Which lines of the records contain "农业生产技术成熟"? Collect every one of them.

Recorded data
(begin)
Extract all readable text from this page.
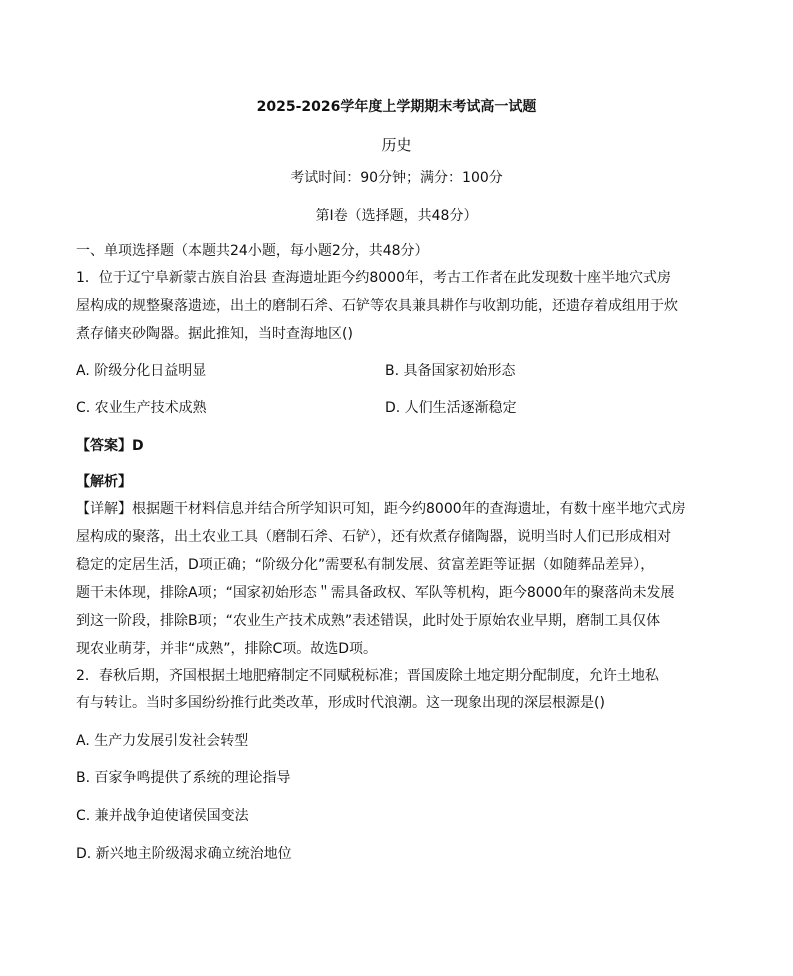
2025-2026学年度上学期期末考试高一试题
历史
考试时间：90分钟；满分：100分
第Ⅰ卷（选择题，共48分）
一、单项选择题（本题共24小题，每小题2分，共48分）
1．位于辽宁阜新蒙古族自治县 查海遗址距今约8000年，考古工作者在此发现数十座半地穴式房
屋构成的规整聚落遗迹，出土的磨制石斧、石铲等农具兼具耕作与收割功能，还遗存着成组用于炊
煮存储夹砂陶器。据此推知，当时查海地区()
A. 阶级分化日益明显	B. 具备国家初始形态
C. 农业生产技术成熟	D. 人们生活逐渐稳定
【答案】D
【解析】
【详解】根据题干材料信息并结合所学知识可知，距今约8000年的查海遗址，有数十座半地穴式房
屋构成的聚落，出土农业工具（磨制石斧、石铲），还有炊煮存储陶器，说明当时人们已形成相对
稳定的定居生活，D项正确；“阶级分化”需要私有制发展、贫富差距等证据（如随葬品差异），
题干未体现，排除A项；“国家初始形态＂需具备政权、军队等机构，距今8000年的聚落尚未发展
到这一阶段，排除B项；“农业生产技术成熟”表述错误，此时处于原始农业早期，磨制工具仅体
现农业萌芽，并非“成熟”，排除C项。故选D项。
2．春秋后期，齐国根据土地肥瘠制定不同赋税标准；晋国废除土地定期分配制度，允许土地私
有与转让。当时多国纷纷推行此类改革，形成时代浪潮。这一现象出现的深层根源是()
A. 生产力发展引发社会转型
B. 百家争鸣提供了系统的理论指导
C. 兼并战争迫使诸侯国变法
D. 新兴地主阶级渴求确立统治地位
(end)
### CORRECT RESPONSE
C. 农业生产技术成熟	D. 人们生活逐渐稳定
到这一阶段，排除B项；“农业生产技术成熟”表述错误，此时处于原始农业早期，磨制工具仅体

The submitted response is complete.